---- DATA EXCERPTS

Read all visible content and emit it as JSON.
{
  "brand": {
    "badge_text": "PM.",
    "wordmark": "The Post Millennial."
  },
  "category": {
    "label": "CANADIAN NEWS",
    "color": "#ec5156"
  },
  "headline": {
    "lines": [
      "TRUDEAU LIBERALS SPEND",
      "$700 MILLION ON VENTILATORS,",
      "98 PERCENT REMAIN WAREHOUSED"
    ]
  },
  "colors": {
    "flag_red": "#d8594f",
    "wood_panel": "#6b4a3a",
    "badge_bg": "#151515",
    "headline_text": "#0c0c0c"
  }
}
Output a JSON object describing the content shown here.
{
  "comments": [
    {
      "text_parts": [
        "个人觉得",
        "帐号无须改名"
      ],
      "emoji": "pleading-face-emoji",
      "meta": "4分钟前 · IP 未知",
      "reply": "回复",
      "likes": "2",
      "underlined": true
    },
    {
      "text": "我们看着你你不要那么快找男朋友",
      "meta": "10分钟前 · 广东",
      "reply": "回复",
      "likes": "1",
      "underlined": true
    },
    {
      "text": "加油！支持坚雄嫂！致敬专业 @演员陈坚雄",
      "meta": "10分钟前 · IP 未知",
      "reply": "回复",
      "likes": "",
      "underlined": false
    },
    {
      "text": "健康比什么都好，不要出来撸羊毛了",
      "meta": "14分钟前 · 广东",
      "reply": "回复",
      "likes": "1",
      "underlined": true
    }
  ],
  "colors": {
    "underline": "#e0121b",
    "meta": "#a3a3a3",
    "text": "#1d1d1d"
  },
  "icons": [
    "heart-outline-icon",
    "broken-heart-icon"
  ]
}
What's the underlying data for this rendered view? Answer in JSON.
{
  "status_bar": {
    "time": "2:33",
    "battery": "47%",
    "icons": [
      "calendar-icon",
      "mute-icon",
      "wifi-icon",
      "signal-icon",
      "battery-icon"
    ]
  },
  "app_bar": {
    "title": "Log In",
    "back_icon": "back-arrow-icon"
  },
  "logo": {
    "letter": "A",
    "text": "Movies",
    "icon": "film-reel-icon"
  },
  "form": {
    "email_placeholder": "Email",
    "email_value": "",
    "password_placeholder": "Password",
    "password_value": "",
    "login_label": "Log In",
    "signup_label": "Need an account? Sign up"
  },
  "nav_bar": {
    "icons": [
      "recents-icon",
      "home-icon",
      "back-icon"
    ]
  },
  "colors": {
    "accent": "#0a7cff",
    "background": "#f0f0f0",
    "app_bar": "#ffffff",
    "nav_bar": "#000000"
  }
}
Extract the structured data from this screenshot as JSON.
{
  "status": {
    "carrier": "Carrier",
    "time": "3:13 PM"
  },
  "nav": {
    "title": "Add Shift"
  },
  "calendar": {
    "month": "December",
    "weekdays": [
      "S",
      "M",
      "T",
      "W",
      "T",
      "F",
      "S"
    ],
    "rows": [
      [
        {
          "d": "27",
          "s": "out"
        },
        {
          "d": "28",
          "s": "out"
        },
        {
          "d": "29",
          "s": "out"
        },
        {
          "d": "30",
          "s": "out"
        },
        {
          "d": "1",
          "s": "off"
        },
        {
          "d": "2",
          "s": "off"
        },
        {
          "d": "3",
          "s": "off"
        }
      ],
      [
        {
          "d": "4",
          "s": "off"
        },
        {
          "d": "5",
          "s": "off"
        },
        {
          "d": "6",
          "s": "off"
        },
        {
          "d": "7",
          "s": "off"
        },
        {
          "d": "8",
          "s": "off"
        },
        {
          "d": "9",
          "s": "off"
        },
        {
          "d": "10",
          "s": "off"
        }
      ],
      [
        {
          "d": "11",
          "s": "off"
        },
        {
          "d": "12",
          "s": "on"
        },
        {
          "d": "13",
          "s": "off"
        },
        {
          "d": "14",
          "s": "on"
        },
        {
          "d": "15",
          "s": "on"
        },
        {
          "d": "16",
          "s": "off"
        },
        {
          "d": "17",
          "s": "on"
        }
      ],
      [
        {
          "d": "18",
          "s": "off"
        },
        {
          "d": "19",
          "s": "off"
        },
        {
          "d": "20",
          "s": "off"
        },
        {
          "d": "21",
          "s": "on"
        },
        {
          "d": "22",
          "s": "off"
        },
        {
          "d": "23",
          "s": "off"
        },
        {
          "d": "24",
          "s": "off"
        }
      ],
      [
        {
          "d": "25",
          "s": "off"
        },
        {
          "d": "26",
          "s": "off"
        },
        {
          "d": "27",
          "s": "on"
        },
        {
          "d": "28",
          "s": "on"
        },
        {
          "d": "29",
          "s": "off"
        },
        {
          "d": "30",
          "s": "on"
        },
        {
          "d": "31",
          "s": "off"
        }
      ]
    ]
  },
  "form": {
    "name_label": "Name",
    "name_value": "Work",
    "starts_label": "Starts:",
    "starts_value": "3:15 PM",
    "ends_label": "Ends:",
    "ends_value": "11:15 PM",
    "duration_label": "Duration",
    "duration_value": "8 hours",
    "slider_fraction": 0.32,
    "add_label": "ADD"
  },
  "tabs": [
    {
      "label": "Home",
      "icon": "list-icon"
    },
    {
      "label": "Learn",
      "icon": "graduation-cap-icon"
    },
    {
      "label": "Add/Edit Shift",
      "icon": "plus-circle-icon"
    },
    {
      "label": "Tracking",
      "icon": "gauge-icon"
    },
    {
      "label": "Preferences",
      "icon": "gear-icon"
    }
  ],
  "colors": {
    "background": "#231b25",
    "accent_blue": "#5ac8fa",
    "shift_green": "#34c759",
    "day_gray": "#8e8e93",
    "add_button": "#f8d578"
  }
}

--------

# [YOUR TASK]
Copy out each line in the preceding records that contains "content".

# [TASK OUTPUT]
Read all visible content and emit it as JSON.
Output a JSON object describing the content shown here.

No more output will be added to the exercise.